WORK REQUIRED — Scan the records and identify every line in which the string "altitudinem" occurs, then return those lines.

── MATERIAL FOR THIS EXERCISE ──

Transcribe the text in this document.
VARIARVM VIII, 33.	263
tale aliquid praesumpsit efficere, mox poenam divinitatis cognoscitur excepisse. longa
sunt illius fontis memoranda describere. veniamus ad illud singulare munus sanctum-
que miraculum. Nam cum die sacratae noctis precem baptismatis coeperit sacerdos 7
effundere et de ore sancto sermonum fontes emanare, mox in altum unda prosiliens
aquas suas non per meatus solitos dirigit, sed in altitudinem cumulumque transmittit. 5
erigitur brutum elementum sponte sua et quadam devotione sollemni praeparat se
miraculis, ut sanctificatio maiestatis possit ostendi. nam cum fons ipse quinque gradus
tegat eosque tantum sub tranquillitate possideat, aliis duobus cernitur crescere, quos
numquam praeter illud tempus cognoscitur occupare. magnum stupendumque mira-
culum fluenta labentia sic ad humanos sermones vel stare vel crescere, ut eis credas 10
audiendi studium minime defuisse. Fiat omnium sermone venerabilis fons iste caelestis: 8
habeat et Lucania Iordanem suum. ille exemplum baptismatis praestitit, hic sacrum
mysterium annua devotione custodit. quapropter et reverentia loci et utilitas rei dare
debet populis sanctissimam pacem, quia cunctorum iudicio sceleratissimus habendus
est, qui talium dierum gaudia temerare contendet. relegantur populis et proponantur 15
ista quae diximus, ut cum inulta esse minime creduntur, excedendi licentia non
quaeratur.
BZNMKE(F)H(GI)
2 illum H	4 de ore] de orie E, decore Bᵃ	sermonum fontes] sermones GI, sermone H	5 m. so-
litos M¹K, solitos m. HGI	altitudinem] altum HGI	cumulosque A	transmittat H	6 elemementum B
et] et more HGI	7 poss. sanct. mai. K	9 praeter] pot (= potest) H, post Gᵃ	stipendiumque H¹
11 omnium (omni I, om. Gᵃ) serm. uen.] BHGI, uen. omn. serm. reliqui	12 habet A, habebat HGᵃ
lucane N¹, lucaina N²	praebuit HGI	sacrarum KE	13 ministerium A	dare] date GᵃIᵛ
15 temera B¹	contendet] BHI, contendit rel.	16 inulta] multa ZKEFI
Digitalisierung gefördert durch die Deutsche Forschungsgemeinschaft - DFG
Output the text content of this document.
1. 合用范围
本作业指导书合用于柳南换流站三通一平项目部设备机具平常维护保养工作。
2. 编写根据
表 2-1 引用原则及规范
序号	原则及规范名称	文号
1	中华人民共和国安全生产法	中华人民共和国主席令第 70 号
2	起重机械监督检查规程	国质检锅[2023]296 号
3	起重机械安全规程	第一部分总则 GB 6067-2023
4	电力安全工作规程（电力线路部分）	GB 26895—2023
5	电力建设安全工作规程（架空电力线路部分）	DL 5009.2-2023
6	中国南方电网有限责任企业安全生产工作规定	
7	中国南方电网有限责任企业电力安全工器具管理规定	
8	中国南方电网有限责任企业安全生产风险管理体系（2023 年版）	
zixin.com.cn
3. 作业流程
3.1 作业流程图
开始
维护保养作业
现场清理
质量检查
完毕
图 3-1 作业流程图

───

ANSWER TO THIS PROBLEM —
aquas suas non per meatus solitos dirigit, sed in altitudinem cumulumque transmittit. 5
litos M¹K, solitos m. HGI	altitudinem] altum HGI	cumulosque A	transmittat H	6 elemementum B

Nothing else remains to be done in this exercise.